All material below is to be reproduced exactly.

--- Start Materials provided ---

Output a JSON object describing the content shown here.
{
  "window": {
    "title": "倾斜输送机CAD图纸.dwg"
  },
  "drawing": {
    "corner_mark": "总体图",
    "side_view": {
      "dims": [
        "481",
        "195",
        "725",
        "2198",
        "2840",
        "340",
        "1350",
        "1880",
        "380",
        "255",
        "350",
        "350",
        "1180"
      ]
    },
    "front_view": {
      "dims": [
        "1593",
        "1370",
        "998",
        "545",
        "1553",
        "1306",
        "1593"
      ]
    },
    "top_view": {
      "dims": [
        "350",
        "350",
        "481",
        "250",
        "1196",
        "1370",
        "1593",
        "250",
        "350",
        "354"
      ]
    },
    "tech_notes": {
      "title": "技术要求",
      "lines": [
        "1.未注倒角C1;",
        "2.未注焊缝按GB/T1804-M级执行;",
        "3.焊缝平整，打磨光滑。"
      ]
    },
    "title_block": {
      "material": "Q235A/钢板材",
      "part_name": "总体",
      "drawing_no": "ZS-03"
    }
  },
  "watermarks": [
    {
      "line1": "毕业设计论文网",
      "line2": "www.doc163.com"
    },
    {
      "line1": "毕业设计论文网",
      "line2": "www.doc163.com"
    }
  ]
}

--- End Materials provided ---

▶ **Completed task**
Output a JSON object describing the content shown here.
{
  "window": {
    "title": "倾斜输送机CAD图纸.dwg"
  },
  "drawing": {
    "corner_mark": "总体图",
    "side_view": {
      "dims": [
        "481",
        "195",
        "725",
        "2198",
        "2840",
        "340",
        "1350",
        "1880",
        "380",
        "255",
        "350",
        "350",
        "1180"
      ]
    },
    "front_view": {
      "dims": [
        "1593",
        "1370",
        "998",
        "545",
        "1553",
        "1306",
        "1593"
      ]
    },
    "top_view": {
      "dims": [
        "350",
        "350",
        "481",
        "250",
        "1196",
        "1370",
        "1593",
        "250",
        "350",
        "354"
      ]
    },
    "tech_notes": {
      "title": "技术要求",
      "lines": [
        "1.未注倒角C1;",
        "2.未注焊缝按GB/T1804-M级执行;",
        "3.焊缝平整，打磨光滑。"
      ]
    },
    "title_block": {
      "material": "Q235A/钢板材",
      "part_name": "总体",
      "drawing_no": "ZS-03"
    }
  },
  "watermarks": [
    {
      "line1": "毕业设计论文网",
      "line2": "www.doc163.com"
    },
    {
      "line1": "毕业设计论文网",
      "line2": "www.doc163.com"
    }
  ]
}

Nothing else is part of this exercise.